SELECTED EXTRACT
The wine is on the honor system: When you pour a glass, you move a glass bead from one little container to another, and the waitress counts them up at the end of the meal.

Appetizers, soups and salads are all first-rate, and many have original twists.

Take wings of fire, a version of Buffalo chicken wings. In Buffalo, N.Y., wings are plunged from a deep fryer directly into a sauce-filled bag and shaken violently so that they absorb sauce quickly without losing their crunch. Here, the wings are coated in a zesty cayenne marinade and slowly pan-fried, which somehow achieves a similar result.

The Chesapeake crab cakes are crunchy discs of pure Maryland crab meat, redolent of Old Bay seasoning, lightly breaded in cracker crumbs. They come with a hot red cocktail sauce. A delicious minestrone is composed of cabbage, potatoes and white beans, scented with onion and garlic; it's like something you might find on the Italian Riviera. And believe it or not, there are pot stickers--crisp Chinese fried dumplings filled with minced pork and cabbage. (How'd those get in here?)

The house Greek salad is chopped Roma tomatoes, crumbled feta cheese and an olive oil dressing powerfully flavored with crushed garlic. There is nothing subtle about the Caesar salad either. It's basically a creamy Caesar, but ask for anchovies and the salad is embellished with five or six whole fillets.

SUPPLIED MATERIAL
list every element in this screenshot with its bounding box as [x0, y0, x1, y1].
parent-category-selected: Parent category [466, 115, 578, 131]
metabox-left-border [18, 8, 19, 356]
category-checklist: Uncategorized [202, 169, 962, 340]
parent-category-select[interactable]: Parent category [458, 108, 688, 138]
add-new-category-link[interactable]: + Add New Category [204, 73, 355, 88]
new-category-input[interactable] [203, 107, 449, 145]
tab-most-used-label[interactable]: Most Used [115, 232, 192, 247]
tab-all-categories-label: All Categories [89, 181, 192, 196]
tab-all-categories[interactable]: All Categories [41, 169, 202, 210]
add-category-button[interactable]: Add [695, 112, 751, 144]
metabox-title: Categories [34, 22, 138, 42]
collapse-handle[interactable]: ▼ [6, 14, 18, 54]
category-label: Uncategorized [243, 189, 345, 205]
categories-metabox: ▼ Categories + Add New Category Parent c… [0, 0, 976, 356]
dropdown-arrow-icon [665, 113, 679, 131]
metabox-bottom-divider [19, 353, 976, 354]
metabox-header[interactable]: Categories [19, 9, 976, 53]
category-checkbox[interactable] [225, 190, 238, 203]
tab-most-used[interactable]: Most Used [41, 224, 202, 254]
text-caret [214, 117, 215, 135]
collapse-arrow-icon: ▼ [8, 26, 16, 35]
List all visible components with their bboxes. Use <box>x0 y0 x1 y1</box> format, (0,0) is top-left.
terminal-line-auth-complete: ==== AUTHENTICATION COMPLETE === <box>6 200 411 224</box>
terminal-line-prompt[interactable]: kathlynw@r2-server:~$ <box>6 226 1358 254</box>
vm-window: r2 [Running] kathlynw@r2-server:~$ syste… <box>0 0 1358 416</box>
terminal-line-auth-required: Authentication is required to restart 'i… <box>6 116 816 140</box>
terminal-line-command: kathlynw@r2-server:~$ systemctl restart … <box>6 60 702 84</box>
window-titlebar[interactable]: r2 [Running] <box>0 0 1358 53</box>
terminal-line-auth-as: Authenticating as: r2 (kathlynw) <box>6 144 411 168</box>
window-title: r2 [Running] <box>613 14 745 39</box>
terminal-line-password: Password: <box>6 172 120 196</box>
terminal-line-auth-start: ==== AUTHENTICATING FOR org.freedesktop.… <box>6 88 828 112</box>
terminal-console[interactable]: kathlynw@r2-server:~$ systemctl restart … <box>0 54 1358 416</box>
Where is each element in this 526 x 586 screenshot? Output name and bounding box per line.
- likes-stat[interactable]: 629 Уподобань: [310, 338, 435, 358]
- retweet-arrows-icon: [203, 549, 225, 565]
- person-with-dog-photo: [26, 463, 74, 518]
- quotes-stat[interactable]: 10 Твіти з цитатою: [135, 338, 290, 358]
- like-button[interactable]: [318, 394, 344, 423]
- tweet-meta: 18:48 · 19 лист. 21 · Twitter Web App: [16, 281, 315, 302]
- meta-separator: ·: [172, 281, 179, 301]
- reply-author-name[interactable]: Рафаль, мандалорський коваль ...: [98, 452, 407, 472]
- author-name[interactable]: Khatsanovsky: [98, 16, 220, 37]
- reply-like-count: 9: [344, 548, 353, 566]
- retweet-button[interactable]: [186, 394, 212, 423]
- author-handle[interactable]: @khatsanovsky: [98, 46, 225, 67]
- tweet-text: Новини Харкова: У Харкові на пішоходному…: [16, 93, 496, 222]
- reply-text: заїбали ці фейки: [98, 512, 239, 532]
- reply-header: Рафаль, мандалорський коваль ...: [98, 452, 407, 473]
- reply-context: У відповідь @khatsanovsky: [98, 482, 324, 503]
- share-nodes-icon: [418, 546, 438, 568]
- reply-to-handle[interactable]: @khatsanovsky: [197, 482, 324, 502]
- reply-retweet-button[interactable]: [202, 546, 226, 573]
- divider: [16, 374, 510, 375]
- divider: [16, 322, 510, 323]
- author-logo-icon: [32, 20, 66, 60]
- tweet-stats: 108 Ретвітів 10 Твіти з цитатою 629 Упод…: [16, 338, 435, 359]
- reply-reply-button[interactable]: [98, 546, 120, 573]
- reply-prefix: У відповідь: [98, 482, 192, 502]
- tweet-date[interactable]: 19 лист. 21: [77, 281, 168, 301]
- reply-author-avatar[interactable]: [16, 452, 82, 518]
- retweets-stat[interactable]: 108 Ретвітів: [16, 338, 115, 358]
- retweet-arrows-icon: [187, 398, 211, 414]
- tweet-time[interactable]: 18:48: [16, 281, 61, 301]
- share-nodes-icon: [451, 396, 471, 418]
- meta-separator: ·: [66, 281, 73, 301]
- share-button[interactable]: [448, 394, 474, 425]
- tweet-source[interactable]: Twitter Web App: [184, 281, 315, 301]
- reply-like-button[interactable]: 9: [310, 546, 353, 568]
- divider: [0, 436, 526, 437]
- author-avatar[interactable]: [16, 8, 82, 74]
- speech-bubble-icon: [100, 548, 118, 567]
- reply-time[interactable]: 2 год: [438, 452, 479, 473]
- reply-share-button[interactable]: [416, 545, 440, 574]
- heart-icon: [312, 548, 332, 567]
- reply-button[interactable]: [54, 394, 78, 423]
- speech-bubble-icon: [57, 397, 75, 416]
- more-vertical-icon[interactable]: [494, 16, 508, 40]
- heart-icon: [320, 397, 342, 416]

TASK TO COMPLETE
Reproduce word for word the part of the restaurant review starting with "The wine is" and going on through "a similar result.".

RESPONSE AREA
The wine is on the honor system: When you pour a glass, you move a glass bead from one little container to another, and the waitress counts them up at the end of the meal.

Appetizers, soups and salads are all first-rate, and many have original twists.

Take wings of fire, a version of Buffalo chicken wings. In Buffalo, N.Y., wings are plunged from a deep fryer directly into a sauce-filled bag and shaken violently so that they absorb sauce quickly without losing their crunch. Here, the wings are coated in a zesty cayenne marinade and slowly pan-fried, which somehow achieves a similar result.